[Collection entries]
* Begin *
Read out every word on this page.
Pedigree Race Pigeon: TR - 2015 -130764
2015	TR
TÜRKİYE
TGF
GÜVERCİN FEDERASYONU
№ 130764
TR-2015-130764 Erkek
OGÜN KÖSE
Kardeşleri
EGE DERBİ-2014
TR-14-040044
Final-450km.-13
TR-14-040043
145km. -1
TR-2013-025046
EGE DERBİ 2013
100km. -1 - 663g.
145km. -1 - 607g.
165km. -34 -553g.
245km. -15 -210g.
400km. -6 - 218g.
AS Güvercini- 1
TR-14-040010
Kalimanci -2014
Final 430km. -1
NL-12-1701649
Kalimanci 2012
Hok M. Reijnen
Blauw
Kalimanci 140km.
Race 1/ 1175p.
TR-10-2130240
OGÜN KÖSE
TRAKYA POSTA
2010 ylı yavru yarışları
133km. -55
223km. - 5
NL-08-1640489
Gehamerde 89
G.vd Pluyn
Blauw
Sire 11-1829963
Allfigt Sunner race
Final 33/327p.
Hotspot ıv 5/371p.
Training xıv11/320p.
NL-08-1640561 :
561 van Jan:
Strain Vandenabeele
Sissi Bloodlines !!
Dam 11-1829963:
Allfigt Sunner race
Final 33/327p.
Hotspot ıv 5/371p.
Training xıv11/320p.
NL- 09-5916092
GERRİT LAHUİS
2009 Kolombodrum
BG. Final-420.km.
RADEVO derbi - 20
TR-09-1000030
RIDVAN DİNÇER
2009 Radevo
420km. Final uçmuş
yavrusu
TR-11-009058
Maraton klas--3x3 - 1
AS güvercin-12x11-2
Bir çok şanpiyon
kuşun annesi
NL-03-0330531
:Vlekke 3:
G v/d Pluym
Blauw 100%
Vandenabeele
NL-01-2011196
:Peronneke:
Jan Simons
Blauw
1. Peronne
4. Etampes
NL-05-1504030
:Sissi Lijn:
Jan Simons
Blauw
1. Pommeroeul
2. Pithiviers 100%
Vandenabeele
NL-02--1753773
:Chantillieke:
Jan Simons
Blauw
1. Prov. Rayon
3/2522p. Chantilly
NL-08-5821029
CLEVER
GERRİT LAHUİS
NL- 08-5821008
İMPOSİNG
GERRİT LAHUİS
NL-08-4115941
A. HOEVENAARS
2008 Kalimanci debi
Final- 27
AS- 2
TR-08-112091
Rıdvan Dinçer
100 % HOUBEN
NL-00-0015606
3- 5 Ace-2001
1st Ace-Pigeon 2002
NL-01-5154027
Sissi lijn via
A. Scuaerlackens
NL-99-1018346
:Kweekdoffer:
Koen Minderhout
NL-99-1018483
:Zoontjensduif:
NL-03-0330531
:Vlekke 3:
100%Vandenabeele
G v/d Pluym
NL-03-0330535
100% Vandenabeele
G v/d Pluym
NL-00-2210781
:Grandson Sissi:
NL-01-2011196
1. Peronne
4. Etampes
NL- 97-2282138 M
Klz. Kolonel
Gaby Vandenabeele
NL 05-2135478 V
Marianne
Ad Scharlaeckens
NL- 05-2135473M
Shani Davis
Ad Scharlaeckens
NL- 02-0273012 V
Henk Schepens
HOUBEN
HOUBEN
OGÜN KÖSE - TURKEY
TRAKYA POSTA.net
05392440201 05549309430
* End *
AIM: Your task is to transcribe the listing above in full, exactly as given.

RESPONSE TO THIS TASK:
Read out every word on this page.
Pedigree Race Pigeon: TR - 2015 -130764
2015	TR
TÜRKİYE
TGF
GÜVERCİN FEDERASYONU
№ 130764
TR-2015-130764 Erkek
OGÜN KÖSE
Kardeşleri
EGE DERBİ-2014
TR-14-040044
Final-450km.-13
TR-14-040043
145km. -1
TR-2013-025046
EGE DERBİ 2013
100km. -1 - 663g.
145km. -1 - 607g.
165km. -34 -553g.
245km. -15 -210g.
400km. -6 - 218g.
AS Güvercini- 1
TR-14-040010
Kalimanci -2014
Final 430km. -1
NL-12-1701649
Kalimanci 2012
Hok M. Reijnen
Blauw
Kalimanci 140km.
Race 1/ 1175p.
TR-10-2130240
OGÜN KÖSE
TRAKYA POSTA
2010 ylı yavru yarışları
133km. -55
223km. - 5
NL-08-1640489
Gehamerde 89
G.vd Pluyn
Blauw
Sire 11-1829963
Allfigt Sunner race
Final 33/327p.
Hotspot ıv 5/371p.
Training xıv11/320p.
NL-08-1640561 :
561 van Jan:
Strain Vandenabeele
Sissi Bloodlines !!
Dam 11-1829963:
Allfigt Sunner race
Final 33/327p.
Hotspot ıv 5/371p.
Training xıv11/320p.
NL- 09-5916092
GERRİT LAHUİS
2009 Kolombodrum
BG. Final-420.km.
RADEVO derbi - 20
TR-09-1000030
RIDVAN DİNÇER
2009 Radevo
420km. Final uçmuş
yavrusu
TR-11-009058
Maraton klas--3x3 - 1
AS güvercin-12x11-2
Bir çok şanpiyon
kuşun annesi
NL-03-0330531
:Vlekke 3:
G v/d Pluym
Blauw 100%
Vandenabeele
NL-01-2011196
:Peronneke:
Jan Simons
Blauw
1. Peronne
4. Etampes
NL-05-1504030
:Sissi Lijn:
Jan Simons
Blauw
1. Pommeroeul
2. Pithiviers 100%
Vandenabeele
NL-02--1753773
:Chantillieke:
Jan Simons
Blauw
1. Prov. Rayon
3/2522p. Chantilly
NL-08-5821029
CLEVER
GERRİT LAHUİS
NL- 08-5821008
İMPOSİNG
GERRİT LAHUİS
NL-08-4115941
A. HOEVENAARS
2008 Kalimanci debi
Final- 27
AS- 2
TR-08-112091
Rıdvan Dinçer
100 % HOUBEN
NL-00-0015606
3- 5 Ace-2001
1st Ace-Pigeon 2002
NL-01-5154027
Sissi lijn via
A. Scuaerlackens
NL-99-1018346
:Kweekdoffer:
Koen Minderhout
NL-99-1018483
:Zoontjensduif:
NL-03-0330531
:Vlekke 3:
100%Vandenabeele
G v/d Pluym
NL-03-0330535
100% Vandenabeele
G v/d Pluym
NL-00-2210781
:Grandson Sissi:
NL-01-2011196
1. Peronne
4. Etampes
NL- 97-2282138 M
Klz. Kolonel
Gaby Vandenabeele
NL 05-2135478 V
Marianne
Ad Scharlaeckens
NL- 05-2135473M
Shani Davis
Ad Scharlaeckens
NL- 02-0273012 V
Henk Schepens
HOUBEN
HOUBEN
OGÜN KÖSE - TURKEY
TRAKYA POSTA.net
05392440201 05549309430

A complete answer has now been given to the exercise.